▶ **Given instruction**
Check each line below for "name" and report how many have it, nothing else.

▶ **Data section**
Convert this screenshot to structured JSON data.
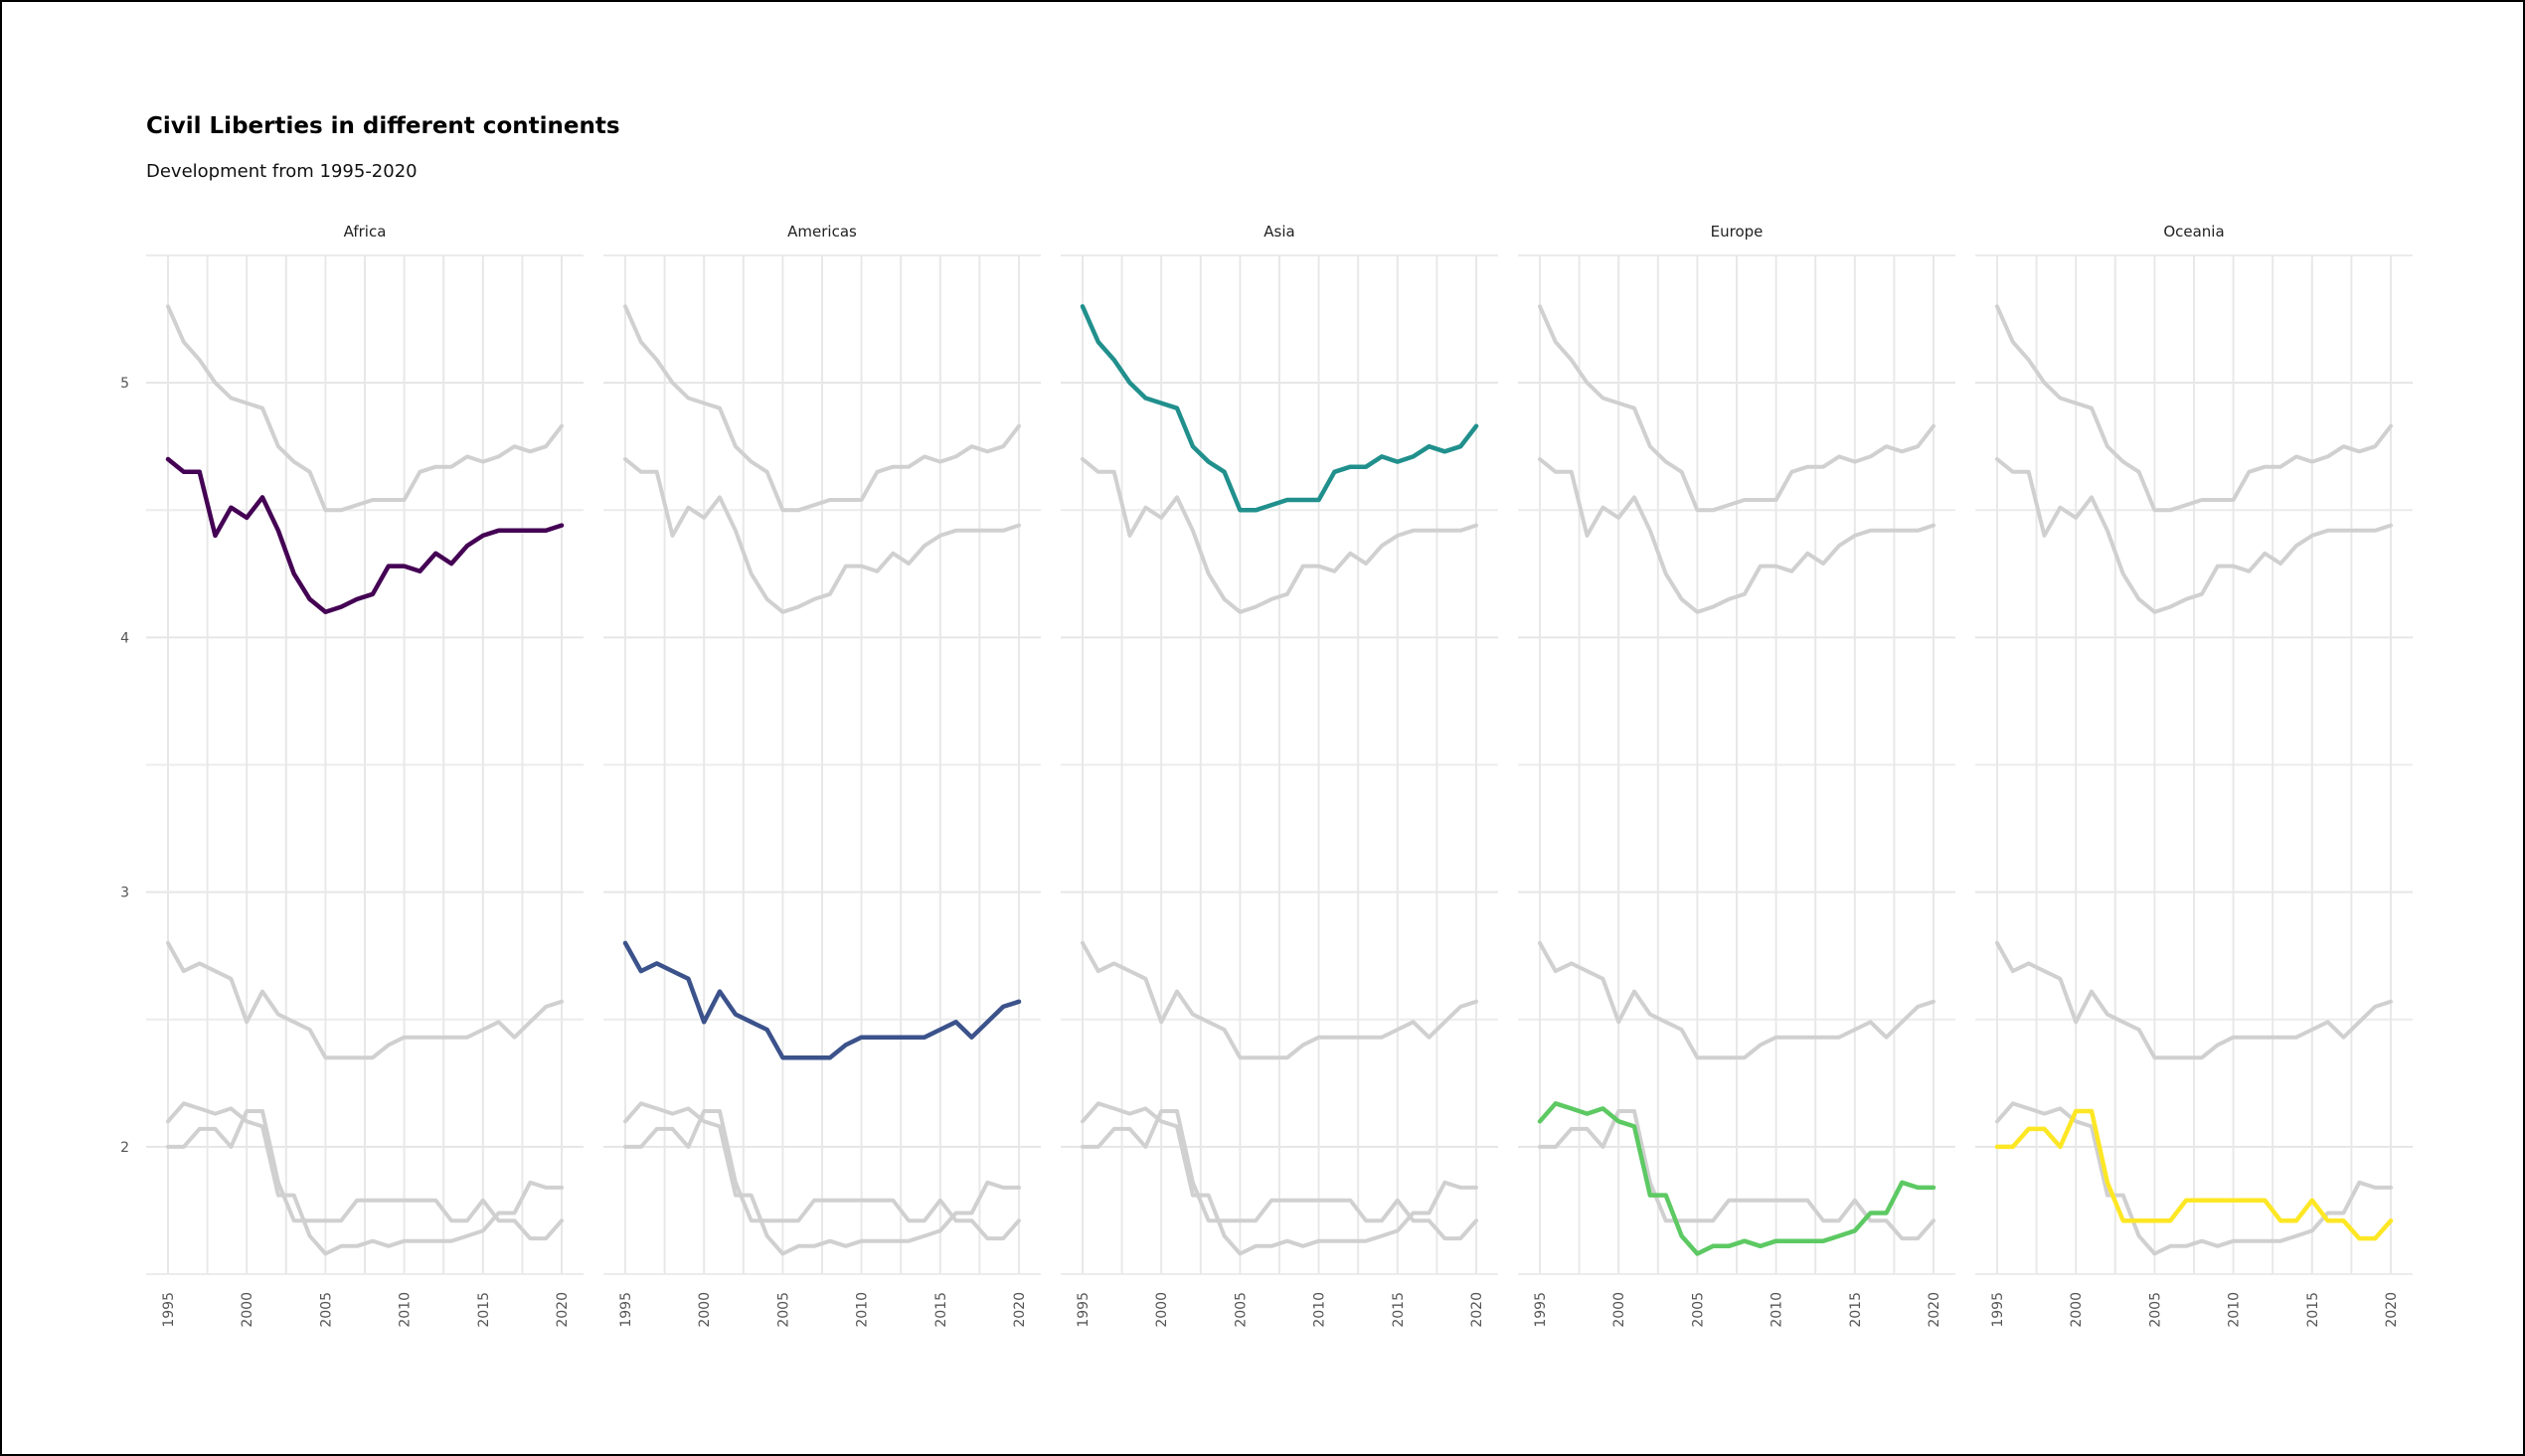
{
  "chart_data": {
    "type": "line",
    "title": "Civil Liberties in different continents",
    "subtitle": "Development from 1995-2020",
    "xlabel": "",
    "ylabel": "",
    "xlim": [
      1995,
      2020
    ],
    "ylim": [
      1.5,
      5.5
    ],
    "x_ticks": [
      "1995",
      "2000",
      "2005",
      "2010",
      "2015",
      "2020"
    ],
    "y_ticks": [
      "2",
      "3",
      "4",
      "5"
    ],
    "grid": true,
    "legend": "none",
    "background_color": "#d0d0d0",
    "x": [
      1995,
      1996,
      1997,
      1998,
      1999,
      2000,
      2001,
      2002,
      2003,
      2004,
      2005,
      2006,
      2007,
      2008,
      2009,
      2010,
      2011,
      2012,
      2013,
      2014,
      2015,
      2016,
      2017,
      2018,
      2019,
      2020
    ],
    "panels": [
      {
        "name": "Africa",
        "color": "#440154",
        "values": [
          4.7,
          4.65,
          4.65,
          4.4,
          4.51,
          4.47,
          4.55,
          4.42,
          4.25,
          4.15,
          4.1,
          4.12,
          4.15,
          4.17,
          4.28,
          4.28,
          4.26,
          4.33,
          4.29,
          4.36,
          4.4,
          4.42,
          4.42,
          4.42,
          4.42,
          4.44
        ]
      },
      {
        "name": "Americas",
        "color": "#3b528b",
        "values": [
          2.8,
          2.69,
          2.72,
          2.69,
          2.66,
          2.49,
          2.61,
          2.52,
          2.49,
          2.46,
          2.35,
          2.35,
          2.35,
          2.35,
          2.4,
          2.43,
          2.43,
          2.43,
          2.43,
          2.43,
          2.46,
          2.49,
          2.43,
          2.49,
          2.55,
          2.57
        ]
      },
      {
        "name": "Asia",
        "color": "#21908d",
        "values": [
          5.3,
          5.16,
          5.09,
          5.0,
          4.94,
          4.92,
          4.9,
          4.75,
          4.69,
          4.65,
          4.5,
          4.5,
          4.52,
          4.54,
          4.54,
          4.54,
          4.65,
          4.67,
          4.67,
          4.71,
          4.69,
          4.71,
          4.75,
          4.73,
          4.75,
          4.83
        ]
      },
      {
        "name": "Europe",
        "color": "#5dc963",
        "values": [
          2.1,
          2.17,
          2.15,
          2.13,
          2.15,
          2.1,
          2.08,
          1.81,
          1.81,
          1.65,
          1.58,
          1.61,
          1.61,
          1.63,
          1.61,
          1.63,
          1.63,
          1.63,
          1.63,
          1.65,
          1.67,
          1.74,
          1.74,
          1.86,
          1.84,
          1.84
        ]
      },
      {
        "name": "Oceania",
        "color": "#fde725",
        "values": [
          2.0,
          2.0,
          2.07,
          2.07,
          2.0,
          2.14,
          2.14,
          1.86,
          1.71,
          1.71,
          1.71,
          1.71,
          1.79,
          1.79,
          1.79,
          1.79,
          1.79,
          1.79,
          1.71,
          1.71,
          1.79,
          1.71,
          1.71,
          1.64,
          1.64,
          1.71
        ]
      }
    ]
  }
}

▶ **The result**
5